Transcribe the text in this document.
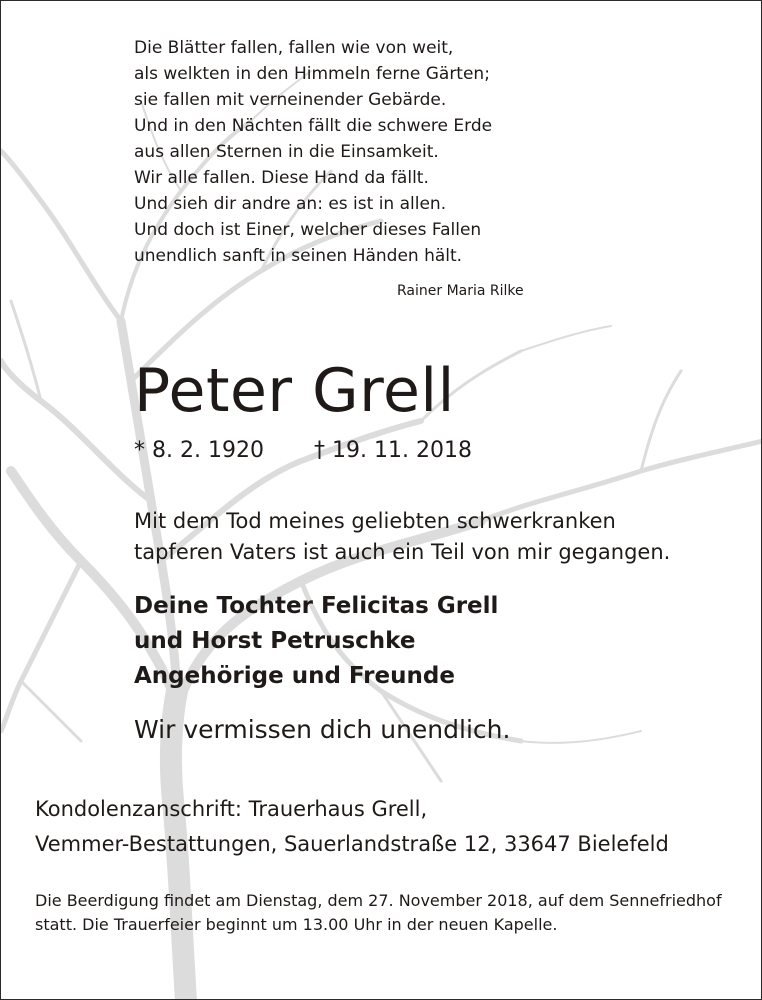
Die Blätter fallen, fallen wie von weit,
als welkten in den Himmeln ferne Gärten;
sie fallen mit verneinender Gebärde.
Und in den Nächten fällt die schwere Erde
aus allen Sternen in die Einsamkeit.
Wir alle fallen. Diese Hand da fällt.
Und sieh dir andre an: es ist in allen.
Und doch ist Einer, welcher dieses Fallen
unendlich sanft in seinen Händen hält.
Rainer Maria Rilke
Peter Grell
* 8. 2. 1920 † 19. 11. 2018
Mit dem Tod meines geliebten schwerkranken
tapferen Vaters ist auch ein Teil von mir gegangen.
Deine Tochter Felicitas Grell
und Horst Petruschke
Angehörige und Freunde
Wir vermissen dich unendlich.
Kondolenzanschrift: Trauerhaus Grell,
Vemmer-Bestattungen, Sauerlandstraße 12, 33647 Bielefeld
Die Beerdigung findet am Dienstag, dem 27. November 2018, auf dem Sennefriedhof statt. Die Trauerfeier beginnt um 13.00 Uhr in der neuen Kapelle.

### Stated exercise
Copy every line above word for word and exclude the pictures.

### Written solution
Transcribe the text in this document.
Die Blätter fallen, fallen wie von weit,
als welkten in den Himmeln ferne Gärten;
sie fallen mit verneinender Gebärde.
Und in den Nächten fällt die schwere Erde
aus allen Sternen in die Einsamkeit.
Wir alle fallen. Diese Hand da fällt.
Und sieh dir andre an: es ist in allen.
Und doch ist Einer, welcher dieses Fallen
unendlich sanft in seinen Händen hält.
Rainer Maria Rilke
Peter Grell
* 8. 2. 1920 † 19. 11. 2018
Mit dem Tod meines geliebten schwerkranken
tapferen Vaters ist auch ein Teil von mir gegangen.
Deine Tochter Felicitas Grell
und Horst Petruschke
Angehörige und Freunde
Wir vermissen dich unendlich.
Kondolenzanschrift: Trauerhaus Grell,
Vemmer-Bestattungen, Sauerlandstraße 12, 33647 Bielefeld
Die Beerdigung findet am Dienstag, dem 27. November 2018, auf dem Sennefriedhof statt. Die Trauerfeier beginnt um 13.00 Uhr in der neuen Kapelle.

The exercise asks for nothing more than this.